• Data for this task:
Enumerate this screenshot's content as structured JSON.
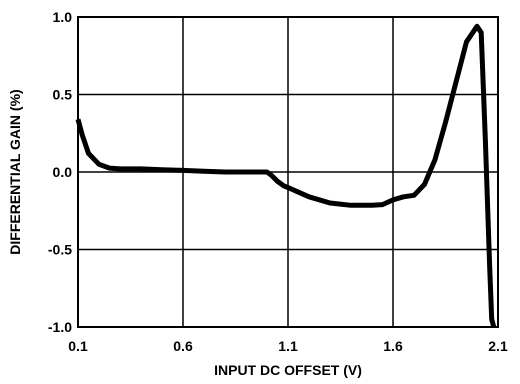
{
  "chart_data": {
    "type": "line",
    "xlabel": "INPUT DC OFFSET (V)",
    "ylabel": "DIFFERENTIAL GAIN (%)",
    "xlim": [
      0.1,
      2.1
    ],
    "ylim": [
      -1.0,
      1.0
    ],
    "x_ticks": [
      "0.1",
      "0.6",
      "1.1",
      "1.6",
      "2.1"
    ],
    "y_ticks": [
      "1.0",
      "0.5",
      "0.0",
      "-0.5",
      "-1.0"
    ],
    "grid": true,
    "series": [
      {
        "x": [
          0.1,
          0.12,
          0.15,
          0.2,
          0.25,
          0.3,
          0.4,
          0.5,
          0.6,
          0.7,
          0.8,
          0.9,
          0.95,
          1.0,
          1.02,
          1.05,
          1.08,
          1.1,
          1.15,
          1.2,
          1.3,
          1.4,
          1.5,
          1.55,
          1.6,
          1.65,
          1.7,
          1.75,
          1.8,
          1.85,
          1.9,
          1.95,
          2.0,
          2.02,
          2.04,
          2.05,
          2.06,
          2.07,
          2.08
        ],
        "y": [
          0.34,
          0.24,
          0.12,
          0.05,
          0.025,
          0.02,
          0.02,
          0.015,
          0.01,
          0.005,
          0.0,
          0.0,
          0.0,
          0.0,
          -0.02,
          -0.06,
          -0.09,
          -0.1,
          -0.13,
          -0.16,
          -0.2,
          -0.215,
          -0.215,
          -0.21,
          -0.18,
          -0.16,
          -0.15,
          -0.08,
          0.08,
          0.32,
          0.58,
          0.84,
          0.94,
          0.9,
          0.2,
          -0.2,
          -0.6,
          -0.95,
          -1.0
        ]
      }
    ]
  }
}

• Set problem: Drop the images and quote the entries word for word.

• Final result:
Enumerate this screenshot's content as structured JSON.
{
  "chart_data": {
    "type": "line",
    "xlabel": "INPUT DC OFFSET (V)",
    "ylabel": "DIFFERENTIAL GAIN (%)",
    "xlim": [
      0.1,
      2.1
    ],
    "ylim": [
      -1.0,
      1.0
    ],
    "x_ticks": [
      "0.1",
      "0.6",
      "1.1",
      "1.6",
      "2.1"
    ],
    "y_ticks": [
      "1.0",
      "0.5",
      "0.0",
      "-0.5",
      "-1.0"
    ],
    "grid": true,
    "series": [
      {
        "x": [
          0.1,
          0.12,
          0.15,
          0.2,
          0.25,
          0.3,
          0.4,
          0.5,
          0.6,
          0.7,
          0.8,
          0.9,
          0.95,
          1.0,
          1.02,
          1.05,
          1.08,
          1.1,
          1.15,
          1.2,
          1.3,
          1.4,
          1.5,
          1.55,
          1.6,
          1.65,
          1.7,
          1.75,
          1.8,
          1.85,
          1.9,
          1.95,
          2.0,
          2.02,
          2.04,
          2.05,
          2.06,
          2.07,
          2.08
        ],
        "y": [
          0.34,
          0.24,
          0.12,
          0.05,
          0.025,
          0.02,
          0.02,
          0.015,
          0.01,
          0.005,
          0.0,
          0.0,
          0.0,
          0.0,
          -0.02,
          -0.06,
          -0.09,
          -0.1,
          -0.13,
          -0.16,
          -0.2,
          -0.215,
          -0.215,
          -0.21,
          -0.18,
          -0.16,
          -0.15,
          -0.08,
          0.08,
          0.32,
          0.58,
          0.84,
          0.94,
          0.9,
          0.2,
          -0.2,
          -0.6,
          -0.95,
          -1.0
        ]
      }
    ]
  }
}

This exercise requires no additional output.